[JOB] Here are some records; quote them exactly, leaving out the pictures.

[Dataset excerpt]
-- START --

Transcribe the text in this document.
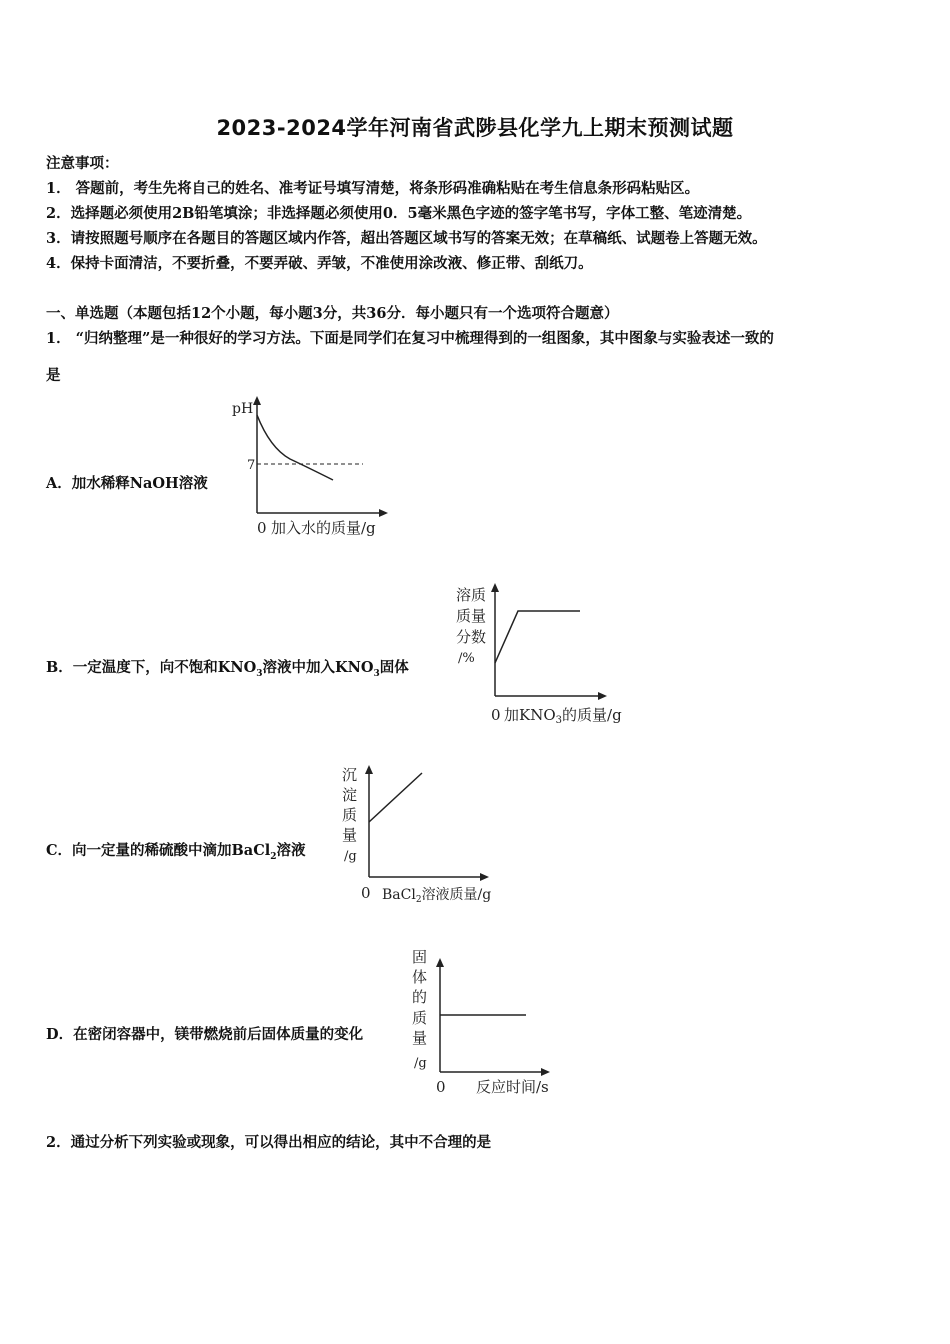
2023-2024学年河南省武陟县化学九上期末预测试题
注意事项：
1． 答题前，考生先将自己的姓名、准考证号填写清楚，将条形码准确粘贴在考生信息条形码粘贴区。
2．选择题必须使用2B铅笔填涂；非选择题必须使用0．5毫米黑色字迹的签字笔书写，字体工整、笔迹清楚。
3．请按照题号顺序在各题目的答题区域内作答，超出答题区域书写的答案无效；在草稿纸、试题卷上答题无效。
4．保持卡面清洁，不要折叠，不要弄破、弄皱，不准使用涂改液、修正带、刮纸刀。
一、单选题（本题包括12个小题，每小题3分，共36分．每小题只有一个选项符合题意）
1． “归纳整理”是一种很好的学习方法。下面是同学们在复习中梳理得到的一组图象，其中图象与实验表述一致的
是
A．加水稀释NaOH溶液
pH
7
0 加入水的质量/g
B．一定温度下，向不饱和$KNO_3$溶液中加入$KNO_3$固体
溶质
质量
分数
/%
0 加$KNO_3$的质量/g
C．向一定量的稀硫酸中滴加BaCl$_2$溶液
沉
淀
质
量
/g
0 BaCl$_2$溶液质量/g
D．在密闭容器中，镁带燃烧前后固体质量的变化
固
体
的
质
量
/g
0 反应时间/s
2．通过分析下列实验或现象，可以得出相应的结论，其中不合理的是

-- END --

[RESULT]
Transcribe the text in this document.
2023-2024学年河南省武陟县化学九上期末预测试题
注意事项：
1． 答题前，考生先将自己的姓名、准考证号填写清楚，将条形码准确粘贴在考生信息条形码粘贴区。
2．选择题必须使用2B铅笔填涂；非选择题必须使用0．5毫米黑色字迹的签字笔书写，字体工整、笔迹清楚。
3．请按照题号顺序在各题目的答题区域内作答，超出答题区域书写的答案无效；在草稿纸、试题卷上答题无效。
4．保持卡面清洁，不要折叠，不要弄破、弄皱，不准使用涂改液、修正带、刮纸刀。
一、单选题（本题包括12个小题，每小题3分，共36分．每小题只有一个选项符合题意）
1． “归纳整理”是一种很好的学习方法。下面是同学们在复习中梳理得到的一组图象，其中图象与实验表述一致的
是
A．加水稀释NaOH溶液
pH
7
0 加入水的质量/g
B．一定温度下，向不饱和$KNO_3$溶液中加入$KNO_3$固体
溶质
质量
分数
/%
0 加$KNO_3$的质量/g
C．向一定量的稀硫酸中滴加BaCl$_2$溶液
沉
淀
质
量
/g
0 BaCl$_2$溶液质量/g
D．在密闭容器中，镁带燃烧前后固体质量的变化
固
体
的
质
量
/g
0 反应时间/s
2．通过分析下列实验或现象，可以得出相应的结论，其中不合理的是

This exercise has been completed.